Given instruction >>
Comb the records below for the string "ЗАКАЗ" and copy each line where it turns up.

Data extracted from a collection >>

━━━━━━━━━━━━━━━━━━━━━━━━━━━━━━

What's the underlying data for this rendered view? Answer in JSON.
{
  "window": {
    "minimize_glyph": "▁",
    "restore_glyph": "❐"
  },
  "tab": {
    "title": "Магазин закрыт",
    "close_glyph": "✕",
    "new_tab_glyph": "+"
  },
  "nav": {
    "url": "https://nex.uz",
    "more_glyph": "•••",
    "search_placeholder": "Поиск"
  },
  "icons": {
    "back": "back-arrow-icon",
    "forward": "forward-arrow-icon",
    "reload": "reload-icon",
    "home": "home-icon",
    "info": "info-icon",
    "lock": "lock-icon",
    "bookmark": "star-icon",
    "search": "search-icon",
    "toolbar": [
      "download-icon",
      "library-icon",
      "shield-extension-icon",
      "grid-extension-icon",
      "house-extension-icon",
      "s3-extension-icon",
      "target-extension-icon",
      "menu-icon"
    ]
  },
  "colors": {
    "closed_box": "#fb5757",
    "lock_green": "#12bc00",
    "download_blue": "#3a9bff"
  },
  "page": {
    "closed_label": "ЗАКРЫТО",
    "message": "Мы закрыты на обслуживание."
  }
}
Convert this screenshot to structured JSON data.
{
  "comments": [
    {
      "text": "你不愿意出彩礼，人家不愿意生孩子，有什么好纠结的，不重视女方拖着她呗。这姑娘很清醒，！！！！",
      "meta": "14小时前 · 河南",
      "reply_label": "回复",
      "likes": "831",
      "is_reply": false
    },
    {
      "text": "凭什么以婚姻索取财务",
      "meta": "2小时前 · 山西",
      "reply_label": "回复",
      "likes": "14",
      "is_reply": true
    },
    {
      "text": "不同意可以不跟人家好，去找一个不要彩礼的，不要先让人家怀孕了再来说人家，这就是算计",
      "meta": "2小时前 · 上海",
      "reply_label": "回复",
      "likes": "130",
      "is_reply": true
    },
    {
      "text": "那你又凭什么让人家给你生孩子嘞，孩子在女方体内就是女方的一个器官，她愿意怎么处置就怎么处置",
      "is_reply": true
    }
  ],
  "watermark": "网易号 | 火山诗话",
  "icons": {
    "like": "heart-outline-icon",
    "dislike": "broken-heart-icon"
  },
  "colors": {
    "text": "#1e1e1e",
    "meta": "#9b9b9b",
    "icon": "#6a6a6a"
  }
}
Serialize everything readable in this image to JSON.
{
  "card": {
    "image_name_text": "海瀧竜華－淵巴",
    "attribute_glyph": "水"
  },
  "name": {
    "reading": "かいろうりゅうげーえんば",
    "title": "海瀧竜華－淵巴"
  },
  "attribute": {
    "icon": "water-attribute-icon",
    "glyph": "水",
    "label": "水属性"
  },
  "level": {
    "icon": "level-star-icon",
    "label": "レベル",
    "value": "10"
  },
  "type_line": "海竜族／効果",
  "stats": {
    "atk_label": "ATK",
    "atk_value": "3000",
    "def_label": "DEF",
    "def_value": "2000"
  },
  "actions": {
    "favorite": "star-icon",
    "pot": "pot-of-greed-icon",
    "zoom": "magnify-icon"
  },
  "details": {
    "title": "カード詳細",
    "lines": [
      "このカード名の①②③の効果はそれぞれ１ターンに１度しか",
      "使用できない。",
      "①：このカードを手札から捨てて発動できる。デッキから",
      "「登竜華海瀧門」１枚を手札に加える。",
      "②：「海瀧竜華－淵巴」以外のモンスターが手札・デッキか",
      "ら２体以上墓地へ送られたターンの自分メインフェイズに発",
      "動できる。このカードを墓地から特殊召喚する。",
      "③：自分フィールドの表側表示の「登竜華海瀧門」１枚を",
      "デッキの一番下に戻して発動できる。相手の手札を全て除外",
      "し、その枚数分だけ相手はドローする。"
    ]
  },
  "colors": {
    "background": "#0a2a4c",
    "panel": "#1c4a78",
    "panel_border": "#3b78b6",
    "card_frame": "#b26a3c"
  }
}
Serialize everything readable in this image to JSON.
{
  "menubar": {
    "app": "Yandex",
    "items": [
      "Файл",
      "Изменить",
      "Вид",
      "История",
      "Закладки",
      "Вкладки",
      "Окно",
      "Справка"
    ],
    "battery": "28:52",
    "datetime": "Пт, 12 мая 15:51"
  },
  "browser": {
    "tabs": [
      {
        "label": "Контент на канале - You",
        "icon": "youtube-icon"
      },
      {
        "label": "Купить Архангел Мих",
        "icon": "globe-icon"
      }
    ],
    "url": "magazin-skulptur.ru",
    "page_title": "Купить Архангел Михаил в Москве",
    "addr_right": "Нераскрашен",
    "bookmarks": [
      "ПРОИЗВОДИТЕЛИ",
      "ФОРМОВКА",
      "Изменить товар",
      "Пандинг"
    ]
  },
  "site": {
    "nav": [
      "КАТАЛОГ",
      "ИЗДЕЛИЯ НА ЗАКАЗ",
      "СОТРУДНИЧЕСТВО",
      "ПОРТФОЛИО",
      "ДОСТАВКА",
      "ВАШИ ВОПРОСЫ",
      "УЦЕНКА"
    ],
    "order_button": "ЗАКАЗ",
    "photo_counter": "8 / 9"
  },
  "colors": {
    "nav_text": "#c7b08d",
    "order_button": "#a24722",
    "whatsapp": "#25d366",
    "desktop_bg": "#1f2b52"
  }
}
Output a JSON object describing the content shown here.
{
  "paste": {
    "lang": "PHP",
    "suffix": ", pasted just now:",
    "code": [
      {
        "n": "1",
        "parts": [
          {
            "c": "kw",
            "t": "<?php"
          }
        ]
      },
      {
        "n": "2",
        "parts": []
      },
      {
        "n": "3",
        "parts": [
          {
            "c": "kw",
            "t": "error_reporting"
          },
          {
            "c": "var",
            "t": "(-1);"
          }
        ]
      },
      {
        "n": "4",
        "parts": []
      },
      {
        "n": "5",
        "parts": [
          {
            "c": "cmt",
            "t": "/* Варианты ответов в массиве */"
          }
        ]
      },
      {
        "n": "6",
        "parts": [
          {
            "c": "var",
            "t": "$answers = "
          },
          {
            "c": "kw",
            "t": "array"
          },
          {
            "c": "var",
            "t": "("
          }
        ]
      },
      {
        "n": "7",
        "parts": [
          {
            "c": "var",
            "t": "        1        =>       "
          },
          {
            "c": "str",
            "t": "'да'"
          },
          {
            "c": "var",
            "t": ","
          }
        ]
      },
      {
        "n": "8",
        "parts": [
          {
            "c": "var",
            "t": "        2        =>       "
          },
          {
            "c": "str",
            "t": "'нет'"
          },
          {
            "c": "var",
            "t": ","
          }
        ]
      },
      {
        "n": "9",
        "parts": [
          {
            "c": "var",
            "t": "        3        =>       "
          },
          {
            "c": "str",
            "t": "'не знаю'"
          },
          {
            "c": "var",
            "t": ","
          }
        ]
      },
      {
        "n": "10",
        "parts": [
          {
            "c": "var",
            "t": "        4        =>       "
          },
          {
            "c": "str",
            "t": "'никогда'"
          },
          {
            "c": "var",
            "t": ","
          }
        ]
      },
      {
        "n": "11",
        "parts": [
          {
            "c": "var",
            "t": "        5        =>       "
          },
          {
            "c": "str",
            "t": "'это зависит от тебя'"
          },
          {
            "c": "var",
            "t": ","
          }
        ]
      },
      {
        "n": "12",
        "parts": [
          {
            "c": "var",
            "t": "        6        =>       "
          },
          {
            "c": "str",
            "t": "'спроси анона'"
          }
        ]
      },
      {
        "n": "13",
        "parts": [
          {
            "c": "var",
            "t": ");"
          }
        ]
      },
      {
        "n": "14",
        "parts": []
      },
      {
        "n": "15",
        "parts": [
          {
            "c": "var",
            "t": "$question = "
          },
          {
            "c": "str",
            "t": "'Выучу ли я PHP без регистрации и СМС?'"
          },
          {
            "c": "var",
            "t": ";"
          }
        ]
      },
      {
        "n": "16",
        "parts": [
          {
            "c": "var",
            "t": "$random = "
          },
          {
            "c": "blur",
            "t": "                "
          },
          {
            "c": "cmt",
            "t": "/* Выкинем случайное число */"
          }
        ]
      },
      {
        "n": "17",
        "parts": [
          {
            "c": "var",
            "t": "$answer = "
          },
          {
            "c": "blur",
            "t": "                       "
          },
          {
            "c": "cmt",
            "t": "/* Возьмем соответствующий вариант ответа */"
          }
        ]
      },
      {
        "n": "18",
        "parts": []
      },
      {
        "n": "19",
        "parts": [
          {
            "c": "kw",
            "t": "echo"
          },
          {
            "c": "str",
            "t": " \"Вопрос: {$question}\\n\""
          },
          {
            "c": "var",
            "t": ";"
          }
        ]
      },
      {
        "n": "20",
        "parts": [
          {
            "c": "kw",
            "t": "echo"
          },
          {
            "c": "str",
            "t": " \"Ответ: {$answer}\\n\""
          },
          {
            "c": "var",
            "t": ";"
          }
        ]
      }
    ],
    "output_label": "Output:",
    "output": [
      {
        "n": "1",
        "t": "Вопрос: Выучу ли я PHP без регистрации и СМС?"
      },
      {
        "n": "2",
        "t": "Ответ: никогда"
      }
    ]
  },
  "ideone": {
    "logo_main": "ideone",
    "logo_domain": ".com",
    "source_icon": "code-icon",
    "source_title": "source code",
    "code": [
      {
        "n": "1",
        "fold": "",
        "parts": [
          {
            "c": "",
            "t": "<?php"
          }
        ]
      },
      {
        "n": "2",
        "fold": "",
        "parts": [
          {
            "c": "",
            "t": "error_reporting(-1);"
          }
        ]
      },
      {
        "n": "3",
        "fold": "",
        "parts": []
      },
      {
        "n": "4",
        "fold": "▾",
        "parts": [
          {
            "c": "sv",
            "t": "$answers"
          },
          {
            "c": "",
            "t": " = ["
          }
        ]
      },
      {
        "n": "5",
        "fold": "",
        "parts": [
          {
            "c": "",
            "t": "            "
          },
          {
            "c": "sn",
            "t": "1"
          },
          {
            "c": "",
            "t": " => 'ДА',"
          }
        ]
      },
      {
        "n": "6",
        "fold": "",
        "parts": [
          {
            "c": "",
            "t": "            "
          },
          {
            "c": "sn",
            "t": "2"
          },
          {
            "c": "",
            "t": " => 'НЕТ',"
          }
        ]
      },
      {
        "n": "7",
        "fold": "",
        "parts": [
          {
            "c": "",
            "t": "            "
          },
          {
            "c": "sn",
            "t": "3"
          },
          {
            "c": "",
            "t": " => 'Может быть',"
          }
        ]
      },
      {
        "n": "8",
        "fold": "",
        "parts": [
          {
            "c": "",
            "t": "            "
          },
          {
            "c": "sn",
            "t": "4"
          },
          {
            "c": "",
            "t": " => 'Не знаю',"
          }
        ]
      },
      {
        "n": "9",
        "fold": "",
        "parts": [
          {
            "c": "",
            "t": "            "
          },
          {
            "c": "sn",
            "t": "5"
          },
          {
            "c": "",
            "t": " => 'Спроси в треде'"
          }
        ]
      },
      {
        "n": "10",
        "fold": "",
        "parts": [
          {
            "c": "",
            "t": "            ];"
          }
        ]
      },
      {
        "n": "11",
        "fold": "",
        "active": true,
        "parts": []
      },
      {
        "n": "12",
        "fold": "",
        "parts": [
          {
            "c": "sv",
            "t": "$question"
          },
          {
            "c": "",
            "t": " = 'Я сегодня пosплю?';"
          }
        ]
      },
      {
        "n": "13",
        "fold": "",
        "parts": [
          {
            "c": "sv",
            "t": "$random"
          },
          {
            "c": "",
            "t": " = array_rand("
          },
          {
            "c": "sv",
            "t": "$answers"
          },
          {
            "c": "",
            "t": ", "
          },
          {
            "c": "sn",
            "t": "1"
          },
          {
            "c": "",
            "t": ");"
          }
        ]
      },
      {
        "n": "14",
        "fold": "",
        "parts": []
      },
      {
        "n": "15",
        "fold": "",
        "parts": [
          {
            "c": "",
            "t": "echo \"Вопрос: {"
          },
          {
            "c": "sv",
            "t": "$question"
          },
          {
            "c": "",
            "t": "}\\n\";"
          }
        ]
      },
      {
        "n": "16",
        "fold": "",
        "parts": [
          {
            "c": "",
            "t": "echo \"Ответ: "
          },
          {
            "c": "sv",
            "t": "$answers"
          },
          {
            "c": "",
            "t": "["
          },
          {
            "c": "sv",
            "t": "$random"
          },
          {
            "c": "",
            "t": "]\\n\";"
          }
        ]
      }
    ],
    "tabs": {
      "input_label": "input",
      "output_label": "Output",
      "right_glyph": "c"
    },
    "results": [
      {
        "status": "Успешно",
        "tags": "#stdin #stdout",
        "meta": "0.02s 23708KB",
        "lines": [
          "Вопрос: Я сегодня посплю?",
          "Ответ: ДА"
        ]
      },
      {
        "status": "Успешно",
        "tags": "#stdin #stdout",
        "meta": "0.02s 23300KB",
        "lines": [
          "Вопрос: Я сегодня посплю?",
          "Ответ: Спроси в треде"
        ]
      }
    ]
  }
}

━━━━━━━━━━━━━━━━━━━━━━━━━━━━━━

Result of the task >>
      "ИЗДЕЛИЯ НА ЗАКАЗ",
    "order_button": "ЗАКАЗ",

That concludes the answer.